* [GIVEN REQUEST] Reproduce the entries in full, with no changes.

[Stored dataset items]

• • • •

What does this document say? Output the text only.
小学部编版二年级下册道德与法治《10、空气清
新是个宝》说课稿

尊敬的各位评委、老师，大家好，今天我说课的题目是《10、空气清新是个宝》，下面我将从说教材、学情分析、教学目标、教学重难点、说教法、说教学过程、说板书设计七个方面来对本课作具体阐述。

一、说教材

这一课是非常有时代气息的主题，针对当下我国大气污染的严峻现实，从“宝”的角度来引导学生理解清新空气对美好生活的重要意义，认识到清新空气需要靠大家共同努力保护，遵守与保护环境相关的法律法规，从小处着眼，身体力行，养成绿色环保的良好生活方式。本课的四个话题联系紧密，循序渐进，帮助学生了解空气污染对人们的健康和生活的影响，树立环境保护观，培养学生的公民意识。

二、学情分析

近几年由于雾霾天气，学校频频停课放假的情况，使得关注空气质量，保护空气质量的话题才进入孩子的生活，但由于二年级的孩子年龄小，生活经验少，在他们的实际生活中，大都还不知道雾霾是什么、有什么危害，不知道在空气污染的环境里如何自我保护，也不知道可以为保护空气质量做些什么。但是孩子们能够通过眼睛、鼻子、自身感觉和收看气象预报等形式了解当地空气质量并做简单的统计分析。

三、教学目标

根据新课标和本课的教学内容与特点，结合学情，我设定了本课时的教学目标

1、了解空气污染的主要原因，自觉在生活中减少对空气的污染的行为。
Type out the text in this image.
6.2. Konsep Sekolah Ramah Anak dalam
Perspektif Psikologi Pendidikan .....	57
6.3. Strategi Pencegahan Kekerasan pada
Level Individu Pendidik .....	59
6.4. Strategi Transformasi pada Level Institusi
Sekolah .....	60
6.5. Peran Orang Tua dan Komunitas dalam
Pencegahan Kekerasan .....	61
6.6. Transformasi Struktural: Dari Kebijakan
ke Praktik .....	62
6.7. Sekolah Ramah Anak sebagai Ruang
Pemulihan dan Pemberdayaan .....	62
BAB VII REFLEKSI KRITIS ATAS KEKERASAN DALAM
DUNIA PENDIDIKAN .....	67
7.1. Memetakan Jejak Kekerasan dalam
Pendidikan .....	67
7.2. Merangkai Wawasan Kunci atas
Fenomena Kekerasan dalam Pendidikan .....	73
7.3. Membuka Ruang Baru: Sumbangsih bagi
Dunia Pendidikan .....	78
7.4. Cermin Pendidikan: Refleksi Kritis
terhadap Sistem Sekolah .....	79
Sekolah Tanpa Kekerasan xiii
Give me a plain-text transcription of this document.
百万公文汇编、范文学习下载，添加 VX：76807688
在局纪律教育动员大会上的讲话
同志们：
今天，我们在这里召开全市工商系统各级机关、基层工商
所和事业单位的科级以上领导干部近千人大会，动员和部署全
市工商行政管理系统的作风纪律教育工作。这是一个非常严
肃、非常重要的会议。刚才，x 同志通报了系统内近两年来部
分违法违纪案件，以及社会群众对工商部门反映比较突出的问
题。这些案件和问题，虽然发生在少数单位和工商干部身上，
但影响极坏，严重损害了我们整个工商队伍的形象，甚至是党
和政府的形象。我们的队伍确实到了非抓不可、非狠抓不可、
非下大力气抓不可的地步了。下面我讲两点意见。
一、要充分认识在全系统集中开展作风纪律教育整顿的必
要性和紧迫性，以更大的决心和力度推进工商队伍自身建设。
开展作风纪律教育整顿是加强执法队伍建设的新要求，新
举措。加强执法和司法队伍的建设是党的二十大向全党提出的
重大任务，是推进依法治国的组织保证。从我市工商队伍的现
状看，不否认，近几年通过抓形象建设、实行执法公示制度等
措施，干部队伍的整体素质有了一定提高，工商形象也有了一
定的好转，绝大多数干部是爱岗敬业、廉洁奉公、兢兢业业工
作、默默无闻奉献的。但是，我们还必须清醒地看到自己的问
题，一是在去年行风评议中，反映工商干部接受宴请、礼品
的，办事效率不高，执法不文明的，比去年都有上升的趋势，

• • • •

* [THE COMPLETED TASK]
What does this document say? Output the text only.
小学部编版二年级下册道德与法治《10、空气清
新是个宝》说课稿

尊敬的各位评委、老师，大家好，今天我说课的题目是《10、空气清新是个宝》，下面我将从说教材、学情分析、教学目标、教学重难点、说教法、说教学过程、说板书设计七个方面来对本课作具体阐述。

一、说教材

这一课是非常有时代气息的主题，针对当下我国大气污染的严峻现实，从“宝”的角度来引导学生理解清新空气对美好生活的重要意义，认识到清新空气需要靠大家共同努力保护，遵守与保护环境相关的法律法规，从小处着眼，身体力行，养成绿色环保的良好生活方式。本课的四个话题联系紧密，循序渐进，帮助学生了解空气污染对人们的健康和生活的影响，树立环境保护观，培养学生的公民意识。

二、学情分析

近几年由于雾霾天气，学校频频停课放假的情况，使得关注空气质量，保护空气质量的话题才进入孩子的生活，但由于二年级的孩子年龄小，生活经验少，在他们的实际生活中，大都还不知道雾霾是什么、有什么危害，不知道在空气污染的环境里如何自我保护，也不知道可以为保护空气质量做些什么。但是孩子们能够通过眼睛、鼻子、自身感觉和收看气象预报等形式了解当地空气质量并做简单的统计分析。

三、教学目标

根据新课标和本课的教学内容与特点，结合学情，我设定了本课时的教学目标

1、了解空气污染的主要原因，自觉在生活中减少对空气的污染的行为。
Type out the text in this image.
6.2. Konsep Sekolah Ramah Anak dalam
Perspektif Psikologi Pendidikan .....	57
6.3. Strategi Pencegahan Kekerasan pada
Level Individu Pendidik .....	59
6.4. Strategi Transformasi pada Level Institusi
Sekolah .....	60
6.5. Peran Orang Tua dan Komunitas dalam
Pencegahan Kekerasan .....	61
6.6. Transformasi Struktural: Dari Kebijakan
ke Praktik .....	62
6.7. Sekolah Ramah Anak sebagai Ruang
Pemulihan dan Pemberdayaan .....	62
BAB VII REFLEKSI KRITIS ATAS KEKERASAN DALAM
DUNIA PENDIDIKAN .....	67
7.1. Memetakan Jejak Kekerasan dalam
Pendidikan .....	67
7.2. Merangkai Wawasan Kunci atas
Fenomena Kekerasan dalam Pendidikan .....	73
7.3. Membuka Ruang Baru: Sumbangsih bagi
Dunia Pendidikan .....	78
7.4. Cermin Pendidikan: Refleksi Kritis
terhadap Sistem Sekolah .....	79
Sekolah Tanpa Kekerasan xiii
Give me a plain-text transcription of this document.
百万公文汇编、范文学习下载，添加 VX：76807688
在局纪律教育动员大会上的讲话
同志们：
今天，我们在这里召开全市工商系统各级机关、基层工商
所和事业单位的科级以上领导干部近千人大会，动员和部署全
市工商行政管理系统的作风纪律教育工作。这是一个非常严
肃、非常重要的会议。刚才，x 同志通报了系统内近两年来部
分违法违纪案件，以及社会群众对工商部门反映比较突出的问
题。这些案件和问题，虽然发生在少数单位和工商干部身上，
但影响极坏，严重损害了我们整个工商队伍的形象，甚至是党
和政府的形象。我们的队伍确实到了非抓不可、非狠抓不可、
非下大力气抓不可的地步了。下面我讲两点意见。
一、要充分认识在全系统集中开展作风纪律教育整顿的必
要性和紧迫性，以更大的决心和力度推进工商队伍自身建设。
开展作风纪律教育整顿是加强执法队伍建设的新要求，新
举措。加强执法和司法队伍的建设是党的二十大向全党提出的
重大任务，是推进依法治国的组织保证。从我市工商队伍的现
状看，不否认，近几年通过抓形象建设、实行执法公示制度等
措施，干部队伍的整体素质有了一定提高，工商形象也有了一
定的好转，绝大多数干部是爱岗敬业、廉洁奉公、兢兢业业工
作、默默无闻奉献的。但是，我们还必须清醒地看到自己的问
题，一是在去年行风评议中，反映工商干部接受宴请、礼品
的，办事效率不高，执法不文明的，比去年都有上升的趋势，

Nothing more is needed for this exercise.